>> start
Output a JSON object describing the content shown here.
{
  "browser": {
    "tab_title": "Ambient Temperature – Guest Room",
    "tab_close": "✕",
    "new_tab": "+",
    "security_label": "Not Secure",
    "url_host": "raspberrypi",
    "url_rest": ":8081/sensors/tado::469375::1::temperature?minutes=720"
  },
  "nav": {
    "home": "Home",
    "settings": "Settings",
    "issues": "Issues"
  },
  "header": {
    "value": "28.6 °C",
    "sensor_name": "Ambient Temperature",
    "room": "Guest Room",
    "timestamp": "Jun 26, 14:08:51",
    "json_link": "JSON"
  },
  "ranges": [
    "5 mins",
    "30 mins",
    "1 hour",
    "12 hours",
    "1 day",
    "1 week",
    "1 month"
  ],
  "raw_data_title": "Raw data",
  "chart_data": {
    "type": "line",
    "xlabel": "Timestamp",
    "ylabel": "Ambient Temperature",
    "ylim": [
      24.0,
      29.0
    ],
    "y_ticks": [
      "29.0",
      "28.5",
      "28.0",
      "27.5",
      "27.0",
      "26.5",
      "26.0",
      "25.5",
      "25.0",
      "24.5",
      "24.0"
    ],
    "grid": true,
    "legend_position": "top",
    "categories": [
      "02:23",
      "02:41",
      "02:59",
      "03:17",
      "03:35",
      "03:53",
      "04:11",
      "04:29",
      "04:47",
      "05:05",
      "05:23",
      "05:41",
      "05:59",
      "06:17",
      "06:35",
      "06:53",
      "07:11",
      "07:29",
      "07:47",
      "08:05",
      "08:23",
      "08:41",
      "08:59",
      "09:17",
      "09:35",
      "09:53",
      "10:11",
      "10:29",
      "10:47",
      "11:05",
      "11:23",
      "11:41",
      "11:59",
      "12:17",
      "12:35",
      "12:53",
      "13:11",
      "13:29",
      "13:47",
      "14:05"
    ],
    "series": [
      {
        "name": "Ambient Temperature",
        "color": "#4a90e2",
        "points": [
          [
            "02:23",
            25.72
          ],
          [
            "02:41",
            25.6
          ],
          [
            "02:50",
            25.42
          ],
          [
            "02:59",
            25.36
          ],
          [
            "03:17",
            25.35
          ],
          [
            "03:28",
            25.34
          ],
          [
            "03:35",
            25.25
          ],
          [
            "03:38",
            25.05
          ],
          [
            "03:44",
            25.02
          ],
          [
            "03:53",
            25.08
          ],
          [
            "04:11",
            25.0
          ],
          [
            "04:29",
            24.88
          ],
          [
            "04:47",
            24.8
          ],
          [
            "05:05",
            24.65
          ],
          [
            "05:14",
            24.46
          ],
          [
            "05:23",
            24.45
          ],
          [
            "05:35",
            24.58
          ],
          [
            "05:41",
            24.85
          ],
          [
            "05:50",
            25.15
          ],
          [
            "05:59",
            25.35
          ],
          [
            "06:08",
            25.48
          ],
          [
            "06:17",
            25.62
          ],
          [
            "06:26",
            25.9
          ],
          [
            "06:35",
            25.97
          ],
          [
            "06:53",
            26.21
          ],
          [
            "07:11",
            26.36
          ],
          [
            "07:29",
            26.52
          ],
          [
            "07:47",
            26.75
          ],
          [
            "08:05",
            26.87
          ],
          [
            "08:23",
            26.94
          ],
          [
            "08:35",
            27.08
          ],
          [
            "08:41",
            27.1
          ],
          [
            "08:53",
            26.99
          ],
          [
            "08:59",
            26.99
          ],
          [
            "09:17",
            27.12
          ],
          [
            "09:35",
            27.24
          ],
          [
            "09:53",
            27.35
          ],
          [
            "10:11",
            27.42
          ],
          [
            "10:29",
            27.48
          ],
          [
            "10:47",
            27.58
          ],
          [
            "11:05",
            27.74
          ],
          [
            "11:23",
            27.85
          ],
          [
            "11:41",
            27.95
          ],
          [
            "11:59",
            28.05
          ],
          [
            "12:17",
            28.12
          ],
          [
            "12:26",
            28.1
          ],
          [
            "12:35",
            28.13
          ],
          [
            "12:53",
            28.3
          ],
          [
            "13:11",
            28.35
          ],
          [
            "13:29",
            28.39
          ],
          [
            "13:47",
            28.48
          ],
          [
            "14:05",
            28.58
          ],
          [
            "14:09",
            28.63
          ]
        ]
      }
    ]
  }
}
>> end
**Short problem**: All of the records must be retyped exactly as they are.

**Response to the exercise**:
Output a JSON object describing the content shown here.
{
  "browser": {
    "tab_title": "Ambient Temperature – Guest Room",
    "tab_close": "✕",
    "new_tab": "+",
    "security_label": "Not Secure",
    "url_host": "raspberrypi",
    "url_rest": ":8081/sensors/tado::469375::1::temperature?minutes=720"
  },
  "nav": {
    "home": "Home",
    "settings": "Settings",
    "issues": "Issues"
  },
  "header": {
    "value": "28.6 °C",
    "sensor_name": "Ambient Temperature",
    "room": "Guest Room",
    "timestamp": "Jun 26, 14:08:51",
    "json_link": "JSON"
  },
  "ranges": [
    "5 mins",
    "30 mins",
    "1 hour",
    "12 hours",
    "1 day",
    "1 week",
    "1 month"
  ],
  "raw_data_title": "Raw data",
  "chart_data": {
    "type": "line",
    "xlabel": "Timestamp",
    "ylabel": "Ambient Temperature",
    "ylim": [
      24.0,
      29.0
    ],
    "y_ticks": [
      "29.0",
      "28.5",
      "28.0",
      "27.5",
      "27.0",
      "26.5",
      "26.0",
      "25.5",
      "25.0",
      "24.5",
      "24.0"
    ],
    "grid": true,
    "legend_position": "top",
    "categories": [
      "02:23",
      "02:41",
      "02:59",
      "03:17",
      "03:35",
      "03:53",
      "04:11",
      "04:29",
      "04:47",
      "05:05",
      "05:23",
      "05:41",
      "05:59",
      "06:17",
      "06:35",
      "06:53",
      "07:11",
      "07:29",
      "07:47",
      "08:05",
      "08:23",
      "08:41",
      "08:59",
      "09:17",
      "09:35",
      "09:53",
      "10:11",
      "10:29",
      "10:47",
      "11:05",
      "11:23",
      "11:41",
      "11:59",
      "12:17",
      "12:35",
      "12:53",
      "13:11",
      "13:29",
      "13:47",
      "14:05"
    ],
    "series": [
      {
        "name": "Ambient Temperature",
        "color": "#4a90e2",
        "points": [
          [
            "02:23",
            25.72
          ],
          [
            "02:41",
            25.6
          ],
          [
            "02:50",
            25.42
          ],
          [
            "02:59",
            25.36
          ],
          [
            "03:17",
            25.35
          ],
          [
            "03:28",
            25.34
          ],
          [
            "03:35",
            25.25
          ],
          [
            "03:38",
            25.05
          ],
          [
            "03:44",
            25.02
          ],
          [
            "03:53",
            25.08
          ],
          [
            "04:11",
            25.0
          ],
          [
            "04:29",
            24.88
          ],
          [
            "04:47",
            24.8
          ],
          [
            "05:05",
            24.65
          ],
          [
            "05:14",
            24.46
          ],
          [
            "05:23",
            24.45
          ],
          [
            "05:35",
            24.58
          ],
          [
            "05:41",
            24.85
          ],
          [
            "05:50",
            25.15
          ],
          [
            "05:59",
            25.35
          ],
          [
            "06:08",
            25.48
          ],
          [
            "06:17",
            25.62
          ],
          [
            "06:26",
            25.9
          ],
          [
            "06:35",
            25.97
          ],
          [
            "06:53",
            26.21
          ],
          [
            "07:11",
            26.36
          ],
          [
            "07:29",
            26.52
          ],
          [
            "07:47",
            26.75
          ],
          [
            "08:05",
            26.87
          ],
          [
            "08:23",
            26.94
          ],
          [
            "08:35",
            27.08
          ],
          [
            "08:41",
            27.1
          ],
          [
            "08:53",
            26.99
          ],
          [
            "08:59",
            26.99
          ],
          [
            "09:17",
            27.12
          ],
          [
            "09:35",
            27.24
          ],
          [
            "09:53",
            27.35
          ],
          [
            "10:11",
            27.42
          ],
          [
            "10:29",
            27.48
          ],
          [
            "10:47",
            27.58
          ],
          [
            "11:05",
            27.74
          ],
          [
            "11:23",
            27.85
          ],
          [
            "11:41",
            27.95
          ],
          [
            "11:59",
            28.05
          ],
          [
            "12:17",
            28.12
          ],
          [
            "12:26",
            28.1
          ],
          [
            "12:35",
            28.13
          ],
          [
            "12:53",
            28.3
          ],
          [
            "13:11",
            28.35
          ],
          [
            "13:29",
            28.39
          ],
          [
            "13:47",
            28.48
          ],
          [
            "14:05",
            28.58
          ],
          [
            "14:09",
            28.63
          ]
        ]
      }
    ]
  }
}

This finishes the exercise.